Task to carry out =
Filter for the word "applied" and keep each matching line.

— Begin Data provided —

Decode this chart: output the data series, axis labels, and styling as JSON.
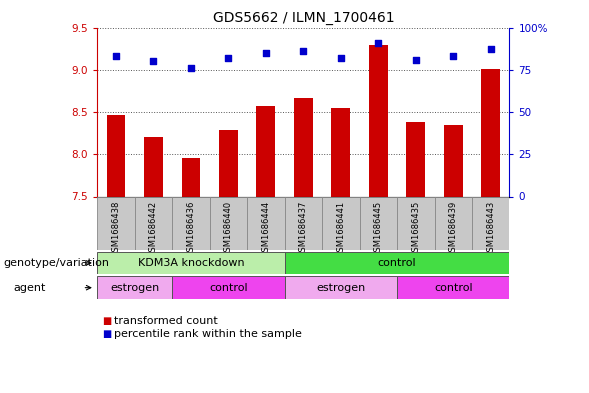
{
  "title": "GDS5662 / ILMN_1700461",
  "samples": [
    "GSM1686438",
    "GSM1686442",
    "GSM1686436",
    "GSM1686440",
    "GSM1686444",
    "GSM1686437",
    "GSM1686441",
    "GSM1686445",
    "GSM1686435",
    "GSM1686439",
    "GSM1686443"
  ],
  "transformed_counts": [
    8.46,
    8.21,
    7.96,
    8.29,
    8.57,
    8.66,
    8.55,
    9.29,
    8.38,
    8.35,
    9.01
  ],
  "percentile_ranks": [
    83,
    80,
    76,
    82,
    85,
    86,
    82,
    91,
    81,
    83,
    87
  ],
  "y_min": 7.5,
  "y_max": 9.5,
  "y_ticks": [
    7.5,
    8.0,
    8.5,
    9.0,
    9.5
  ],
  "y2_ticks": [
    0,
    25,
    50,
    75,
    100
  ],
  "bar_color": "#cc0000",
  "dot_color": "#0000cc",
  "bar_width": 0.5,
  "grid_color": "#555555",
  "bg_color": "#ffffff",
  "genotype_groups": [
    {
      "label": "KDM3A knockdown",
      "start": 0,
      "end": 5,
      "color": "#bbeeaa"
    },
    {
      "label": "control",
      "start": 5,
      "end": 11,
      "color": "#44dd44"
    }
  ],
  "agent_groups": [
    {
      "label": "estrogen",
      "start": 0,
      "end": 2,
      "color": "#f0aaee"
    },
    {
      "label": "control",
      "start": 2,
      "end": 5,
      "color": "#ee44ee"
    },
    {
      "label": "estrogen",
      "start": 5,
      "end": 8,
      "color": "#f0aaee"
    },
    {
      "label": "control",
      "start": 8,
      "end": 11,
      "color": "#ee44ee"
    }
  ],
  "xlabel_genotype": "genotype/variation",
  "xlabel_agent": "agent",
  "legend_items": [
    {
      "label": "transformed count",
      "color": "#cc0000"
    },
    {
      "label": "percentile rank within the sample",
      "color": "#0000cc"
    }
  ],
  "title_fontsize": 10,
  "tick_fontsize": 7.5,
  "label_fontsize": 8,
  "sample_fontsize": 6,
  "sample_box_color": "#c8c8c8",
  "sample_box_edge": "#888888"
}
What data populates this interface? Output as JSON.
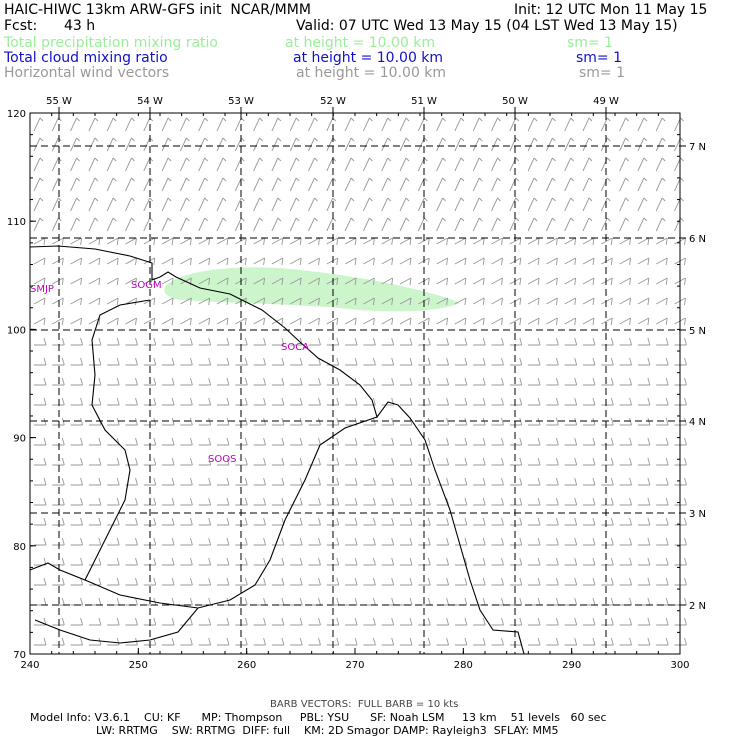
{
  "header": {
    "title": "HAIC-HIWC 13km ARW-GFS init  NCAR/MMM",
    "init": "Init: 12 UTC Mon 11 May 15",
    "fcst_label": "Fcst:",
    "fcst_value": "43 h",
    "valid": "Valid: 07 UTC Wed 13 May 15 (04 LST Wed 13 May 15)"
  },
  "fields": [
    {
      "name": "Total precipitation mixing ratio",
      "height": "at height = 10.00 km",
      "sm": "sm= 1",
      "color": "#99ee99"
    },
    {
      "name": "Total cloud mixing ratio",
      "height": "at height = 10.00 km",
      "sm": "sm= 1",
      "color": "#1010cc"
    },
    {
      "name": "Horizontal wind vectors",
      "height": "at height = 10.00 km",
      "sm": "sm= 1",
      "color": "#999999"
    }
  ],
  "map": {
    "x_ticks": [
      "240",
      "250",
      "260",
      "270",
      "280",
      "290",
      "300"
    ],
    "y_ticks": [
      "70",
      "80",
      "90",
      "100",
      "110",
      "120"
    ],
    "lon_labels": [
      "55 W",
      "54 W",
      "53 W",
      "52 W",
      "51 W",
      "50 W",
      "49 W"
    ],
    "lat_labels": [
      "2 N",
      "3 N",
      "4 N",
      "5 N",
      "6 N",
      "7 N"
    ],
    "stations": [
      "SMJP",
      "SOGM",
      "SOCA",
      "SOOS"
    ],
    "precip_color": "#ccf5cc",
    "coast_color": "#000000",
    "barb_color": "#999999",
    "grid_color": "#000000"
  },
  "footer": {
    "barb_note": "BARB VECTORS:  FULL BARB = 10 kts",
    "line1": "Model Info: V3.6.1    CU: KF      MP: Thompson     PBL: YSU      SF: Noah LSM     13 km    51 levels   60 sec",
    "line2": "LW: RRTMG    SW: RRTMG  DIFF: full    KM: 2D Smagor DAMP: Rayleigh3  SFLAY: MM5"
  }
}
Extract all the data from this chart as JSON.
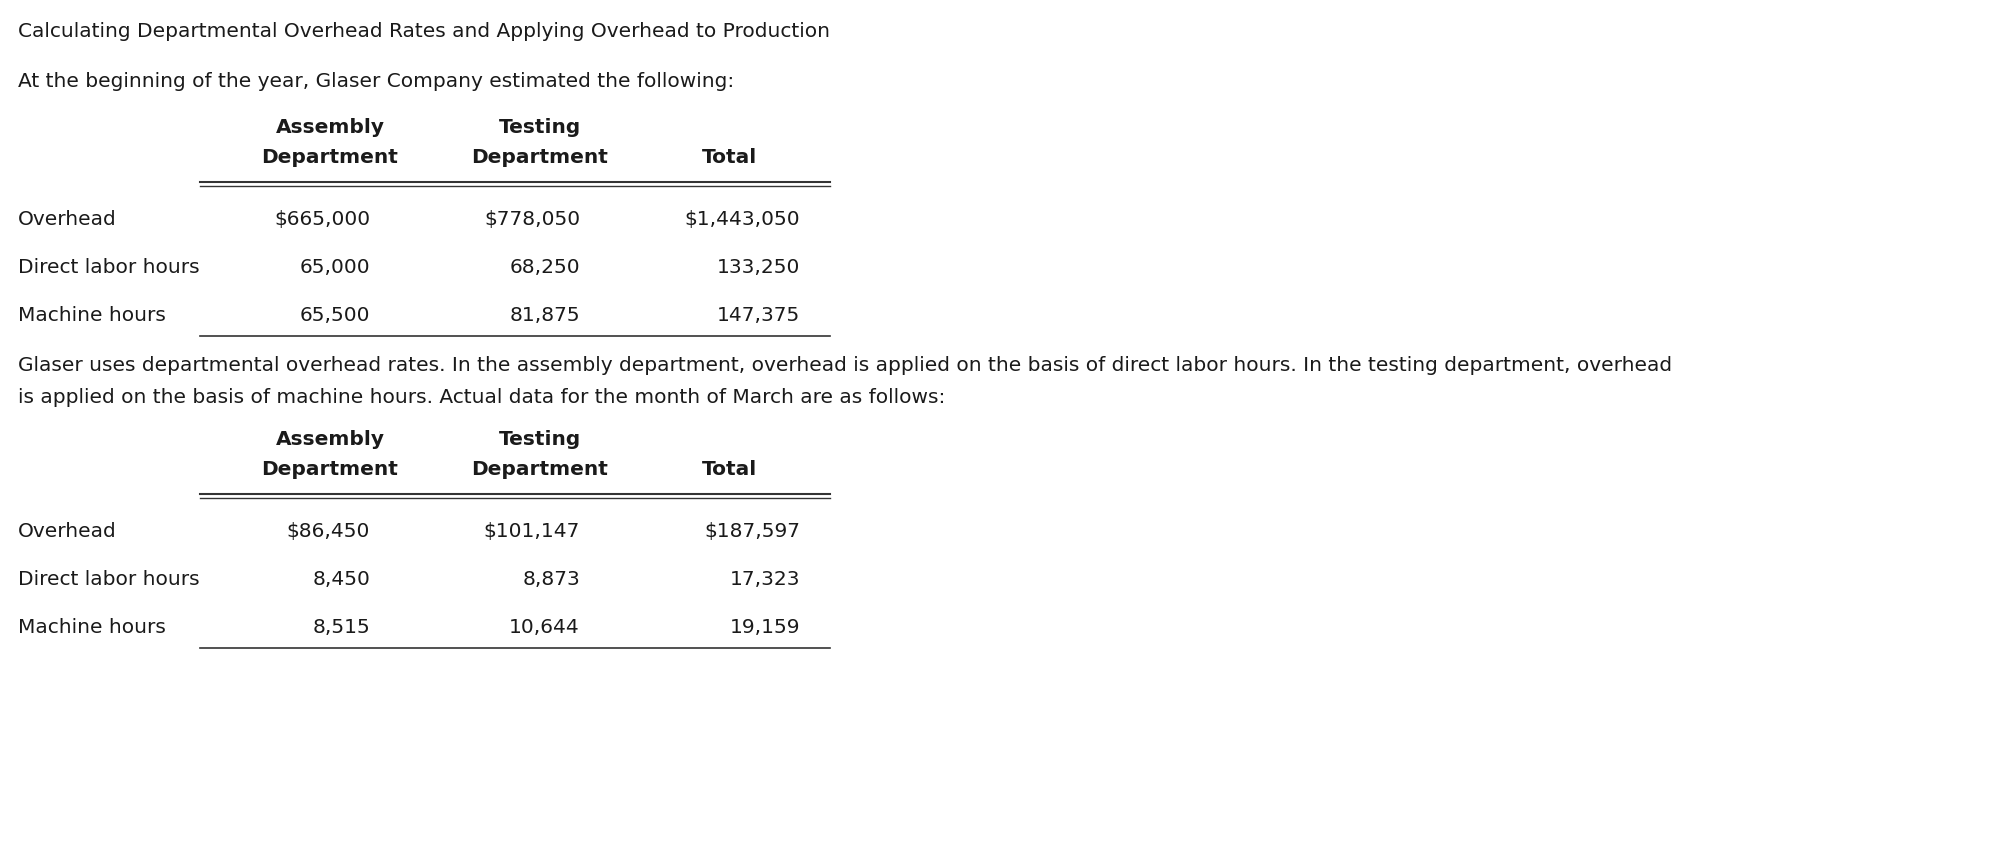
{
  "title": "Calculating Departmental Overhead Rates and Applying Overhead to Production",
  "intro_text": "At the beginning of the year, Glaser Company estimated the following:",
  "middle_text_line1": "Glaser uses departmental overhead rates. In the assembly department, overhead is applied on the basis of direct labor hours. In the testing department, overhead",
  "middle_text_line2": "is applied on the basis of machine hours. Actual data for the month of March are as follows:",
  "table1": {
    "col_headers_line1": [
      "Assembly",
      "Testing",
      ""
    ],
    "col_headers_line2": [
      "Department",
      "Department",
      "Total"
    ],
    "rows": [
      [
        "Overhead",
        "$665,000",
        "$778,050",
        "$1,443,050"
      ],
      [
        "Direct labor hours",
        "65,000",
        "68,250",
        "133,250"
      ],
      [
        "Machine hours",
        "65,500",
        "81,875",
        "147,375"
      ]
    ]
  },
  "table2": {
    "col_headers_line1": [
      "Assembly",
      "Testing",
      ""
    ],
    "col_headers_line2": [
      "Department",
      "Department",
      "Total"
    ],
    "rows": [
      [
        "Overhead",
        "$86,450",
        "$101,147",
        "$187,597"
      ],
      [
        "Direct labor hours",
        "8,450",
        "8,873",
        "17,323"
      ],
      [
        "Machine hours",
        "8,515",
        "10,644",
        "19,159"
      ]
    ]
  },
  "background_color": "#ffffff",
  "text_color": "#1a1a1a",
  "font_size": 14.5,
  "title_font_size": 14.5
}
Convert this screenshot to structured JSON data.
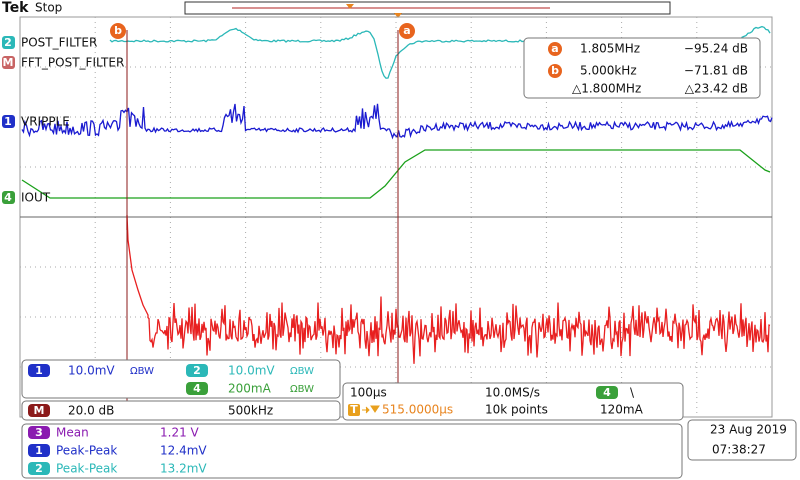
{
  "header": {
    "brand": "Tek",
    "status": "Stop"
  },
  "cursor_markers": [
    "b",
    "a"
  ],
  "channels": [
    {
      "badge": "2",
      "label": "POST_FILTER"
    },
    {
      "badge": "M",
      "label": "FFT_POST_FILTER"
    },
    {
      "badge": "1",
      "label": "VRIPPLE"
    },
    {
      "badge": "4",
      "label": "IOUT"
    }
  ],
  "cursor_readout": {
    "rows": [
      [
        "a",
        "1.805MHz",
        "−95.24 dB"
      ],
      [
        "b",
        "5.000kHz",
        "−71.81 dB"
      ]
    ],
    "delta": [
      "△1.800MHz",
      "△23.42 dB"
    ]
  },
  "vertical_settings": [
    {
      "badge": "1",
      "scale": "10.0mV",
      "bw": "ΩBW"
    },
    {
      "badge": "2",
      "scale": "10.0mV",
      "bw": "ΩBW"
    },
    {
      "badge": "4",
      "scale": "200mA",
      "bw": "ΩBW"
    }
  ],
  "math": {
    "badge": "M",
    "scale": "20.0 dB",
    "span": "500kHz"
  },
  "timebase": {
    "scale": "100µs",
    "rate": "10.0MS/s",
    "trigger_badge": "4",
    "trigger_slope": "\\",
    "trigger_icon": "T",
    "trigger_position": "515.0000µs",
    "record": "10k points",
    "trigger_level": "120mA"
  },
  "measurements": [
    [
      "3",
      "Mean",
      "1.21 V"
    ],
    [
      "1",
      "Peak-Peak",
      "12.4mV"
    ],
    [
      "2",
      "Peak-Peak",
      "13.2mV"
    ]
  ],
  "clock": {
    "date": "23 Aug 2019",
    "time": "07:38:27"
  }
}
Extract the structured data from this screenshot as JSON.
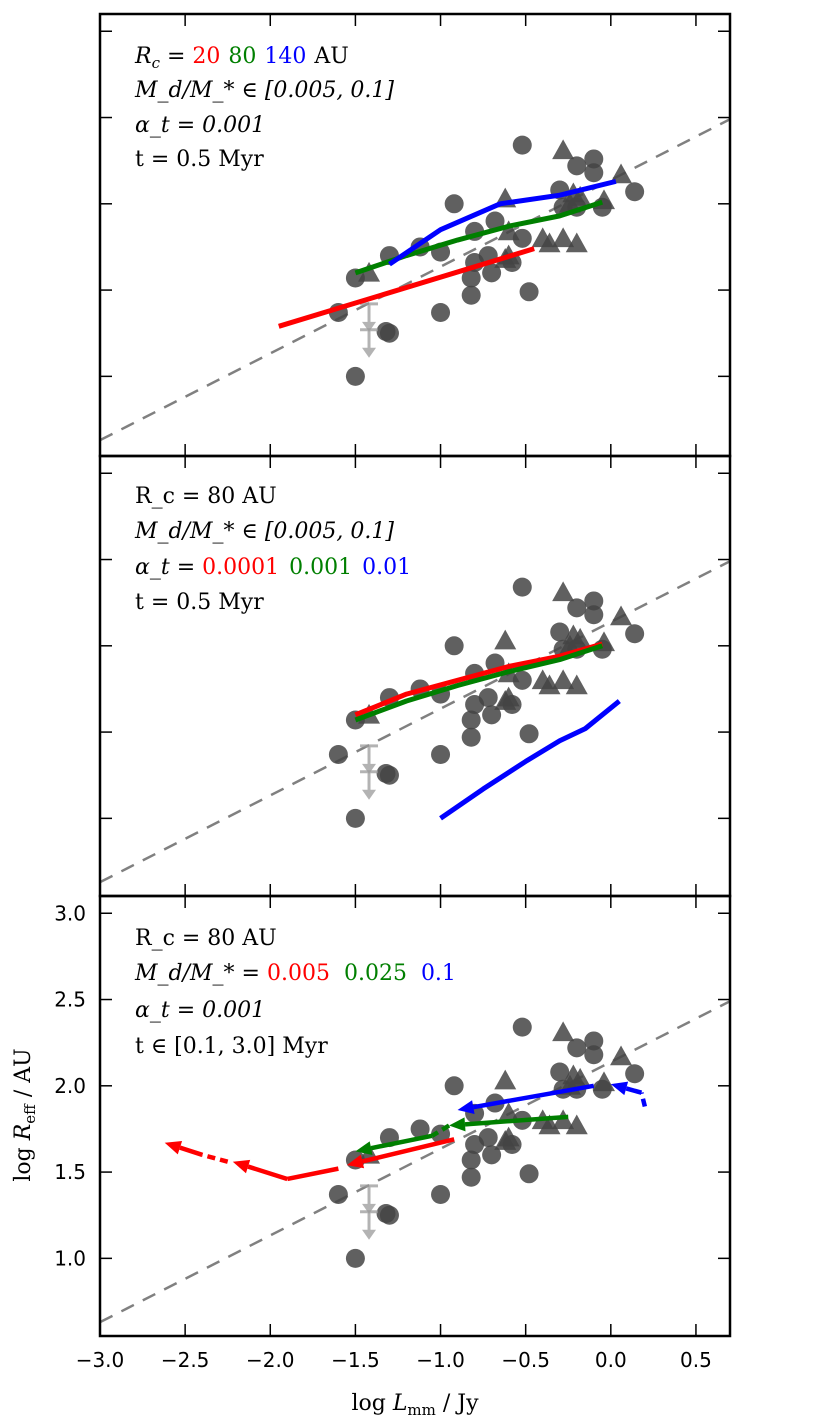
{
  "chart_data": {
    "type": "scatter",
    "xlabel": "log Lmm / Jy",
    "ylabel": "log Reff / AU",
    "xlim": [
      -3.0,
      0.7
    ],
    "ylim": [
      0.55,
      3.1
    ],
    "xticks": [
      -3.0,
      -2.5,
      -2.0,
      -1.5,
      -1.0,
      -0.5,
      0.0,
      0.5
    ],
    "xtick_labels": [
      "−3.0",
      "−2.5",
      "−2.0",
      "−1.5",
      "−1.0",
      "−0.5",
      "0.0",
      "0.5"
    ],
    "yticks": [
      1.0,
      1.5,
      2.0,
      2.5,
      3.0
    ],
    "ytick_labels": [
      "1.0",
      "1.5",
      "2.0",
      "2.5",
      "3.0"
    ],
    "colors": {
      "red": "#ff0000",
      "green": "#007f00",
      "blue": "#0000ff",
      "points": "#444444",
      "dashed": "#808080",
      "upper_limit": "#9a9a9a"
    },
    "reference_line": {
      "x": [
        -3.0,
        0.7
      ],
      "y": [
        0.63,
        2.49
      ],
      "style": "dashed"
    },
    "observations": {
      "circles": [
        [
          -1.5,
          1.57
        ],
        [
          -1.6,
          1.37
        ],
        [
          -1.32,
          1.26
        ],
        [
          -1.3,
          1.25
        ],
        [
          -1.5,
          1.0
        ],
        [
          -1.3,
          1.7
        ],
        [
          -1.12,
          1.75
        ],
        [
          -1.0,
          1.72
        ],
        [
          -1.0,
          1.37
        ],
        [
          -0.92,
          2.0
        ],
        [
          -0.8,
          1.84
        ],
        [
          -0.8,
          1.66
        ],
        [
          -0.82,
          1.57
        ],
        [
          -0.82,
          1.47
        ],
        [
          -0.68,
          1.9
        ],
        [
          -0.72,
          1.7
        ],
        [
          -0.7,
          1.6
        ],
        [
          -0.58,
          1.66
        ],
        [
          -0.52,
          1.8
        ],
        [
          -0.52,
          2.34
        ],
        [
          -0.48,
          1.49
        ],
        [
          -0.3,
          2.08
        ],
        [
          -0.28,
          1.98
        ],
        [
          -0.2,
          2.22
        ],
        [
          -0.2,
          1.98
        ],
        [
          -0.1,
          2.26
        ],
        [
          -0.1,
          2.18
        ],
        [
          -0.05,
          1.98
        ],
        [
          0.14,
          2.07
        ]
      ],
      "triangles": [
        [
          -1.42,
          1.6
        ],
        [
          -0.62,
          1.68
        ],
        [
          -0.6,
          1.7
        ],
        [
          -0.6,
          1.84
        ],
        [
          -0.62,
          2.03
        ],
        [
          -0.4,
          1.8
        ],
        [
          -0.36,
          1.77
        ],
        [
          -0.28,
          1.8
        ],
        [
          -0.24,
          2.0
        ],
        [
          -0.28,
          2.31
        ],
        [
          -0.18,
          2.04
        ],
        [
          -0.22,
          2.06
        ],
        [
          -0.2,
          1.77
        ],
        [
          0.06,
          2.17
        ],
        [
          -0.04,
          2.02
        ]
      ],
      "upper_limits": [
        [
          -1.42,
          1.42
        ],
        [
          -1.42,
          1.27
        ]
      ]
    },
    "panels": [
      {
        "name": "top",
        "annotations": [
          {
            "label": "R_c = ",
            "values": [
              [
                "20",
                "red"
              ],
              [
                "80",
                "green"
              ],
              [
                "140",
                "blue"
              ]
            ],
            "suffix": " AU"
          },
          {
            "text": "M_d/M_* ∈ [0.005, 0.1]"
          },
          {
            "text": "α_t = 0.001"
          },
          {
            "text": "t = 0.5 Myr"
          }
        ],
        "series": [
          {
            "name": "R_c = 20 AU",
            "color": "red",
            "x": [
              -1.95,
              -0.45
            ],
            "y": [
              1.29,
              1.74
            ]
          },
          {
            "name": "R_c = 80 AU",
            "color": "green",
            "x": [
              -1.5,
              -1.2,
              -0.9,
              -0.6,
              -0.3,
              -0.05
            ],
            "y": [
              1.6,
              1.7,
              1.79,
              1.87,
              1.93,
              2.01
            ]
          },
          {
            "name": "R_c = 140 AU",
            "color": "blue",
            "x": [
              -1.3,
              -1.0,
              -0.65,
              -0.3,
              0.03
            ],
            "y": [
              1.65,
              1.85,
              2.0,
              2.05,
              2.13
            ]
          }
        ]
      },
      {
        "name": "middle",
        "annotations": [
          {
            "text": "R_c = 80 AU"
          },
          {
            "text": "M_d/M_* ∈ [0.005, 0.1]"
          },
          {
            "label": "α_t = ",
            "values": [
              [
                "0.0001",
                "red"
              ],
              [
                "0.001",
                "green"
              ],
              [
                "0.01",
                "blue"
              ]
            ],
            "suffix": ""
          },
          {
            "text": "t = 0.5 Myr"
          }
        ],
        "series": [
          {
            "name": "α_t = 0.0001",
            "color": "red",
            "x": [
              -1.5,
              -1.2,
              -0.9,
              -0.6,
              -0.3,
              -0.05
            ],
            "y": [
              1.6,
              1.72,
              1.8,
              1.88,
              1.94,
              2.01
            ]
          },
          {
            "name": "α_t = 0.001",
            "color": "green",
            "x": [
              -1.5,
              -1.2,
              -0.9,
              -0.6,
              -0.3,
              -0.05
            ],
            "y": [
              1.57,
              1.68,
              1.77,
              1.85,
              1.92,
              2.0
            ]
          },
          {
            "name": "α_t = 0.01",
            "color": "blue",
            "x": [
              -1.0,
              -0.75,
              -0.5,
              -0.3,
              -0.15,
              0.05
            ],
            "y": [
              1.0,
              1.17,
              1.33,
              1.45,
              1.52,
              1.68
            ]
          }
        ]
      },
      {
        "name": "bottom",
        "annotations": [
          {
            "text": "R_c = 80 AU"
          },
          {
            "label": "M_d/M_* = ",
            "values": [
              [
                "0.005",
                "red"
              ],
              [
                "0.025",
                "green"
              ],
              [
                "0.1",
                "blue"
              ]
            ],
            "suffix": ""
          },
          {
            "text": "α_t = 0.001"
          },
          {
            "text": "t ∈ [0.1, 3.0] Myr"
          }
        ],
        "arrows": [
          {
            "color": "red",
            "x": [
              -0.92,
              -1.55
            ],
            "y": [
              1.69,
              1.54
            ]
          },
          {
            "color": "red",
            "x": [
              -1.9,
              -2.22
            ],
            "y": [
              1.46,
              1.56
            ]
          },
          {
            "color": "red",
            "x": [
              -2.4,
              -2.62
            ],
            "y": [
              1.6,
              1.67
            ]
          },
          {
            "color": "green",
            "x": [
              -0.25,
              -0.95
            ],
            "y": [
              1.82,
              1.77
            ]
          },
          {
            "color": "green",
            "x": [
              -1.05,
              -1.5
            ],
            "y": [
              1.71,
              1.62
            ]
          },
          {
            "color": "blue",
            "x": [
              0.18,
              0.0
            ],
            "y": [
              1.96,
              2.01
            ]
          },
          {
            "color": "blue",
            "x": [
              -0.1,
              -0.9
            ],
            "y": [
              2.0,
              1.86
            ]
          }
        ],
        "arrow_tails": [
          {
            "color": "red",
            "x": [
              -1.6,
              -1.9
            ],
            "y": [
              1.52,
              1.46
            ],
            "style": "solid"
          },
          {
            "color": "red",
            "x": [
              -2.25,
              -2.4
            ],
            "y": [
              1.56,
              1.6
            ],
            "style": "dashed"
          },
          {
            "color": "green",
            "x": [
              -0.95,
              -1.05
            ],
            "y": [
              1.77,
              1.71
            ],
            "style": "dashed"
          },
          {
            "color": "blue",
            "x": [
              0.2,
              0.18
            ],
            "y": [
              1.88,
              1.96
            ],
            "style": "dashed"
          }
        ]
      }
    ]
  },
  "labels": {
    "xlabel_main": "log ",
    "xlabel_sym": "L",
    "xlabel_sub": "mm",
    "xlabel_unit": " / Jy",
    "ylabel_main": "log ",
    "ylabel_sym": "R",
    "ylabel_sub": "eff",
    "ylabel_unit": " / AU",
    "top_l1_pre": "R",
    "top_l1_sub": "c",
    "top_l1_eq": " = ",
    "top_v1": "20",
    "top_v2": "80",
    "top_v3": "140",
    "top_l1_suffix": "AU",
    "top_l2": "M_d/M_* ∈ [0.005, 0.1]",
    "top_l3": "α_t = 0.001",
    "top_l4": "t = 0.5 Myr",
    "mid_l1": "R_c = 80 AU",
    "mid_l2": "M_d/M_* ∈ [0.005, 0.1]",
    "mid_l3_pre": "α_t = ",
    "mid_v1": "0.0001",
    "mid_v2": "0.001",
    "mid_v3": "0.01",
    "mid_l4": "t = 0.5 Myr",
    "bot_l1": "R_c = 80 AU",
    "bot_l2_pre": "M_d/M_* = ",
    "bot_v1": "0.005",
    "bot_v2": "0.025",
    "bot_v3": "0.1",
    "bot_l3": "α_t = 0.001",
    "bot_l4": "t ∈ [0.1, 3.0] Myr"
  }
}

— End Data provided —

Exercise answer =
  "middle_text_line1": "Glaser uses departmental overhead rates. In the assembly department, overhead is applied on the basis of direct labor hours. In the testing department, overhead",
  "middle_text_line2": "is applied on the basis of machine hours. Actual data for the month of March are as follows:",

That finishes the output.